EXERCISE AIM
Retype all of the data exactly as given.

____________

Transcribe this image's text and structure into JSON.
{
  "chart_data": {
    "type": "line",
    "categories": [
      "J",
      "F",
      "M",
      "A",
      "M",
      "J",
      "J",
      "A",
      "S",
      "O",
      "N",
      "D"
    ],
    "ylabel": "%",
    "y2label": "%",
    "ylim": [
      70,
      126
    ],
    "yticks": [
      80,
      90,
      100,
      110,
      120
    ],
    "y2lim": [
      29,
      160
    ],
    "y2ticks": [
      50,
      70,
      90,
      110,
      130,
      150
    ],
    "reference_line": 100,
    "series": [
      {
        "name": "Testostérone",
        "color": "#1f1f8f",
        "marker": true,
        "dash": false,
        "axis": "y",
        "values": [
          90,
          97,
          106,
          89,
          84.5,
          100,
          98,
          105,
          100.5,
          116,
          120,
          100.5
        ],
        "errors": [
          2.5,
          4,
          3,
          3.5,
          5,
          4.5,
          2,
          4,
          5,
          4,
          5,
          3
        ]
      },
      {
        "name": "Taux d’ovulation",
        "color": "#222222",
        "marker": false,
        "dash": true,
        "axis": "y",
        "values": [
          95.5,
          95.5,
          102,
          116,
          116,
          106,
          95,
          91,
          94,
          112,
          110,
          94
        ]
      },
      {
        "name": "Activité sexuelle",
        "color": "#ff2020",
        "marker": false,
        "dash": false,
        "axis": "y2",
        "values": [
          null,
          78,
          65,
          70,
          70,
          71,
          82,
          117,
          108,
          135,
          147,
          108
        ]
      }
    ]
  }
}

____________

SOLUTION
Transcribe this image's text and structure into JSON.
{
  "chart_data": {
    "type": "line",
    "categories": [
      "J",
      "F",
      "M",
      "A",
      "M",
      "J",
      "J",
      "A",
      "S",
      "O",
      "N",
      "D"
    ],
    "ylabel": "%",
    "y2label": "%",
    "ylim": [
      70,
      126
    ],
    "yticks": [
      80,
      90,
      100,
      110,
      120
    ],
    "y2lim": [
      29,
      160
    ],
    "y2ticks": [
      50,
      70,
      90,
      110,
      130,
      150
    ],
    "reference_line": 100,
    "series": [
      {
        "name": "Testostérone",
        "color": "#1f1f8f",
        "marker": true,
        "dash": false,
        "axis": "y",
        "values": [
          90,
          97,
          106,
          89,
          84.5,
          100,
          98,
          105,
          100.5,
          116,
          120,
          100.5
        ],
        "errors": [
          2.5,
          4,
          3,
          3.5,
          5,
          4.5,
          2,
          4,
          5,
          4,
          5,
          3
        ]
      },
      {
        "name": "Taux d’ovulation",
        "color": "#222222",
        "marker": false,
        "dash": true,
        "axis": "y",
        "values": [
          95.5,
          95.5,
          102,
          116,
          116,
          106,
          95,
          91,
          94,
          112,
          110,
          94
        ]
      },
      {
        "name": "Activité sexuelle",
        "color": "#ff2020",
        "marker": false,
        "dash": false,
        "axis": "y2",
        "values": [
          null,
          78,
          65,
          70,
          70,
          71,
          82,
          117,
          108,
          135,
          147,
          108
        ]
      }
    ]
  }
}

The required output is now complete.